> Your instructions
Copy out all lines with the word "регионе" in them.

> Records shown

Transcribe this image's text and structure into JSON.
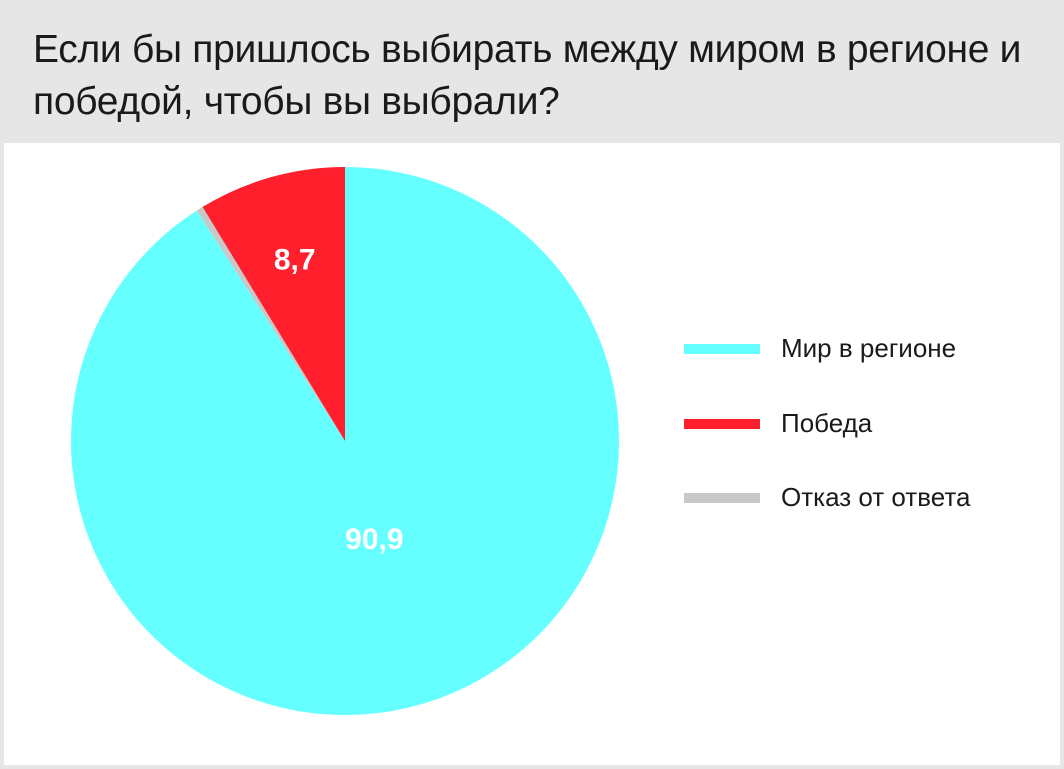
{
  "title": "Если бы пришлось выбирать между миром в регионе и победой, чтобы вы выбрали?",
  "chart_data": {
    "type": "pie",
    "title": "Если бы пришлось выбирать между миром в регионе и победой, чтобы вы выбрали?",
    "start": "12 o'clock",
    "direction": "clockwise",
    "slices": [
      {
        "label": "Мир в регионе",
        "value": 90.9,
        "value_label": "90,9",
        "color": "#66ffff"
      },
      {
        "label": "Отказ от ответа",
        "value": 0.4,
        "value_label": "",
        "color": "#c8c8c8"
      },
      {
        "label": "Победа",
        "value": 8.7,
        "value_label": "8,7",
        "color": "#ff1f2d"
      }
    ],
    "legend": {
      "placement": "right",
      "items": [
        {
          "label": "Мир в регионе",
          "color": "#66ffff"
        },
        {
          "label": "Победа",
          "color": "#ff1f2d"
        },
        {
          "label": "Отказ от ответа",
          "color": "#c8c8c8"
        }
      ]
    },
    "label_color": "#ffffff"
  }
}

> Complete response
  "title": "Если бы пришлось выбирать между миром в регионе и победой, чтобы вы выбрали?",
    "title": "Если бы пришлось выбирать между миром в регионе и победой, чтобы вы выбрали?",
        "label": "Мир в регионе",
          "label": "Мир в регионе",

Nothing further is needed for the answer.